▶ **OBJECTIVE A**: Convert the listing below, from its first line through the line containing "The spring tip 1714 is at (290, 110).", into a JSON list of strings with one string per line and blank lines omitted.

▶ **SOURCE DOCUMENT**:
-------

Thank You, Reba!

 
 
Beauty and the Beast dancing
Emma as Bella and Gabe Walker as the prince in Beauty and the Beast.

Emma Cooper is an actor who first appeared on the Children’s Museum & Theatre of Maine stage last fall as Bella in Beauty and the Beast. In the past year, she’s spent countless hours here rehearsing and performing with friends and peers under the guidance of our Theatre Artistic Director, Reba Short. Emma wrote this essay for a school assignment this spring and shared it with Reba and the actors in the Youth Voices on Stage project (learn more about it here or here). Reba was very moved and shared it with me, and I wanted to share it with you – Emma writes so eloquently of the very special experience our actors have here. If you or someone you know would like to have an experience like Emma’s, we have an audition workshop this week and auditions for Little Red Riding Hood next Wednesday, June 8.

Emma writes:

When you’re a child magic is everywhere. Things become what they aren’t. A boulder becomes a fortress for a fairy army, a bumble bee a fairy prince’s noble steed. Mermaids frolic in the frothy waves at the beach and terrible monsters lurk in woods. Anything is possible. You can fly, become invisible and even become a cat. It all happens. Then, a strange phenomenon called “growing up” occurs. 

Boulders begin to look like really big rocks. Bumble bees become foul pests who sting. The waves don’t seem that imposing and the mermaids are really just loose pieces of seaweed. Flying, it happens, but it’s expensive. Where does all the magic go? We become cynical and hardened. We don’t stop to smell the flowers and to marvel at the beautiful world we live in. Everything has to be fast, grown-up, scientific and chic. 

Reba with Rabbit cast
Reba (standing, left) with members of the cast of The Rabbit Who Wanted Red Wings.

I get tired of this. This fast moving society we live in. I want to stop and smell the flowers, to marvel at a rock, see the good in a bumble bee! But it’s hard to unravel yourself. To get off of Faceook and sit outside, to stop thinking about your future and be awed by the present. 

I’ve found someone who helps me do this, a grown-up none the less. Her name is Reba Short and she is the director of the Children’s Theater of Maine. When I heard about acting in your shows, I was thrilled. It’s hard to find theaters that do straight shows, non-musicals, for teens in Maine. I remember thinking “I’m so excited; this will look great on college applications! And, I’m getting experience for an acting career!” That IS true and it’s one of the perks of the theater. But when I participated in my first show, Beauty and the Beast, I realized that that wasn’t what I valued the most. I began to marvel again. That childlike wonder came back. I found myself questioning if an angsty prince-turned-Beast really DID live in the woods. Were those mermaids I saw smiling at me? Wait, are those troll tracks?! Smell these flowers! That was the most rewarding thing you could have ever given me Reba.

-------

▶ **INPUT ROWS**:

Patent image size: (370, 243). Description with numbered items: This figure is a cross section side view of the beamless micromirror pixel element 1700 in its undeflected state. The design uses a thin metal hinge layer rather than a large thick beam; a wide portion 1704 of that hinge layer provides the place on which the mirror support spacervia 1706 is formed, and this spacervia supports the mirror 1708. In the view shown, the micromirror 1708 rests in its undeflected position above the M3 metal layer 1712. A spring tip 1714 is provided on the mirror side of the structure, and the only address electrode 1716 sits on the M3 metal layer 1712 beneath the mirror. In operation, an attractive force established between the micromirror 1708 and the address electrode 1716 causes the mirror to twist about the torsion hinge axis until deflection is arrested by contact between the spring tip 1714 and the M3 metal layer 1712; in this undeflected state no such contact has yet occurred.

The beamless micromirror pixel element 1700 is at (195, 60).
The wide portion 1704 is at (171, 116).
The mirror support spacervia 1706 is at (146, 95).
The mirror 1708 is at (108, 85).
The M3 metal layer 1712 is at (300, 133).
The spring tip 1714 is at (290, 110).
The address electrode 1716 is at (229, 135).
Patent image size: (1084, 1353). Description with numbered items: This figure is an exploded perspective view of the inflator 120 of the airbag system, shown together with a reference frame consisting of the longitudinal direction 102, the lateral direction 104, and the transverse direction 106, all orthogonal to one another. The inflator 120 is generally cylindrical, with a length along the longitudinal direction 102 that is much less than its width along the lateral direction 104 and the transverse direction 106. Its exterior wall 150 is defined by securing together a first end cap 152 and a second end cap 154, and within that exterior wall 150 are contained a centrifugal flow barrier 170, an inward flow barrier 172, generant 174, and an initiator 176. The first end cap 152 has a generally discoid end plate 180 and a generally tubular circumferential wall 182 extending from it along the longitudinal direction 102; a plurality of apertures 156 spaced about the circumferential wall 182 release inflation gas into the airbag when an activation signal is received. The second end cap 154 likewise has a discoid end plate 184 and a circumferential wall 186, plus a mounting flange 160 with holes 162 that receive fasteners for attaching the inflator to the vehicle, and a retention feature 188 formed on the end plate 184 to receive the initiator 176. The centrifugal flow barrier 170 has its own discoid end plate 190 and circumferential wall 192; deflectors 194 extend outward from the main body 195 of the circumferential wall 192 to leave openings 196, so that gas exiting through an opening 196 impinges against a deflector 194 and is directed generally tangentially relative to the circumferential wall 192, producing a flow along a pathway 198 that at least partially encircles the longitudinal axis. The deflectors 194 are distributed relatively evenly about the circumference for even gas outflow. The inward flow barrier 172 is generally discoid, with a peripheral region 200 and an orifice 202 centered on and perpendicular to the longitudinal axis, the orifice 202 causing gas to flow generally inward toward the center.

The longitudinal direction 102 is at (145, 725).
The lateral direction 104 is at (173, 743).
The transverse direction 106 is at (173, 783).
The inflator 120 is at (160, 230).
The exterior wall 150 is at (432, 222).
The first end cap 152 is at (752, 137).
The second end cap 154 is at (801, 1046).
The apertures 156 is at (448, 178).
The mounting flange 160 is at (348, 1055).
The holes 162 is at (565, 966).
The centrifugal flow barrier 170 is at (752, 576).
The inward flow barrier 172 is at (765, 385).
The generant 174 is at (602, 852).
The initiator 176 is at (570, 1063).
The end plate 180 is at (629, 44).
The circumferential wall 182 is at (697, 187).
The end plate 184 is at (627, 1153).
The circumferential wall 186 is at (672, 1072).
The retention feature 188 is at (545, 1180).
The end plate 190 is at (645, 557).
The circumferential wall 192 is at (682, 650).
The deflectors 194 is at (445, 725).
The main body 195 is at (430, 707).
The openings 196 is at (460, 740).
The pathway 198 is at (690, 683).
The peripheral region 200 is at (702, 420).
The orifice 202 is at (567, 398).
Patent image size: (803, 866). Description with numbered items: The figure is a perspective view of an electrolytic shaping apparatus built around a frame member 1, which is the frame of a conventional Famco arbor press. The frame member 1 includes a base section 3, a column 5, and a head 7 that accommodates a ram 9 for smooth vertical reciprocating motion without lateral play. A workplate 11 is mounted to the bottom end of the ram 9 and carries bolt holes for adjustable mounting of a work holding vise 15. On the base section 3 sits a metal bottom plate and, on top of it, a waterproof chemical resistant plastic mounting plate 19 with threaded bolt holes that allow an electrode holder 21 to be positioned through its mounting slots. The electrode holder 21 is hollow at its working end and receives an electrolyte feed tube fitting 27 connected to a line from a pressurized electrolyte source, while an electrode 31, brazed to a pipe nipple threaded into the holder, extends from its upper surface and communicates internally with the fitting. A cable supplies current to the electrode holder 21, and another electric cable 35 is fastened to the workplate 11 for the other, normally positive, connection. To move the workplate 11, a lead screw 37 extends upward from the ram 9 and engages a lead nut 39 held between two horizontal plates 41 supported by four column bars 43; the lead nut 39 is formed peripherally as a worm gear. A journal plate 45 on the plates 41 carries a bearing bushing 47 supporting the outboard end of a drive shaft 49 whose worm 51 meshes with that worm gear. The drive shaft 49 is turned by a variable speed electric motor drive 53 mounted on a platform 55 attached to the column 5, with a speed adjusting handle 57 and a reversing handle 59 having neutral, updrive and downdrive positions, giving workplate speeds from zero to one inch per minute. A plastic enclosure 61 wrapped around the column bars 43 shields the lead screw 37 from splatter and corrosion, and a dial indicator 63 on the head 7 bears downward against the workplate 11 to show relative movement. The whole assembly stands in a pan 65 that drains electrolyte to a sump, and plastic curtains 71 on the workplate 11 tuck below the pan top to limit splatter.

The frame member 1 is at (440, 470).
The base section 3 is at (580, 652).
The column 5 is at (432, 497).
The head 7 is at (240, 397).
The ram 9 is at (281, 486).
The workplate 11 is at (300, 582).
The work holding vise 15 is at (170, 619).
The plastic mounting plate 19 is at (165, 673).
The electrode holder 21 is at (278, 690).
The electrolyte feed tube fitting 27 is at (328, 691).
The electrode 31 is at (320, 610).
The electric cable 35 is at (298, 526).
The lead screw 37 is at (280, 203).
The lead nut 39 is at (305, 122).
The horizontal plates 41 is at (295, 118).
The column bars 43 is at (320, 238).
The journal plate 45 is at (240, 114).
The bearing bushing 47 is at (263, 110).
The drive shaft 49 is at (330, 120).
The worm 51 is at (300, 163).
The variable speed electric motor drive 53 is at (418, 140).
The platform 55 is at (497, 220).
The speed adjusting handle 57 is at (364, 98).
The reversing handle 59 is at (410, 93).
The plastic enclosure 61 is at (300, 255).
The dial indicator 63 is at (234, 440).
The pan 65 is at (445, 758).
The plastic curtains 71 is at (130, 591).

-------

▶ **OBJECTIVE B**: According to the page thanking Reba, which show has auditions next Wednesday, June 8?

▶ **REPLY A**:
[
  "Patent image size: (370, 243). Description with numbered items: This figure is a cross section side view of the beamless micromirror pixel element 1700 in its undeflected state. The design uses a thin metal hinge layer rather than a large thick beam; a wide portion 1704 of that hinge layer provides the place on which the mirror support spacervia 1706 is formed, and this spacervia supports the mirror 1708. In the view shown, the micromirror 1708 rests in its undeflected position above the M3 metal layer 1712. A spring tip 1714 is provided on the mirror side of the structure, and the only address electrode 1716 sits on the M3 metal layer 1712 beneath the mirror. In operation, an attractive force established between the micromirror 1708 and the address electrode 1716 causes the mirror to twist about the torsion hinge axis until deflection is arrested by contact between the spring tip 1714 and the M3 metal layer 1712; in this undeflected state no such contact has yet occurred.",
  "The beamless micromirror pixel element 1700 is at (195, 60).",
  "The wide portion 1704 is at (171, 116).",
  "The mirror support spacervia 1706 is at (146, 95).",
  "The mirror 1708 is at (108, 85).",
  "The M3 metal layer 1712 is at (300, 133).",
  "The spring tip 1714 is at (290, 110)."
]

▶ **REPLY B**: Little Red Riding Hood.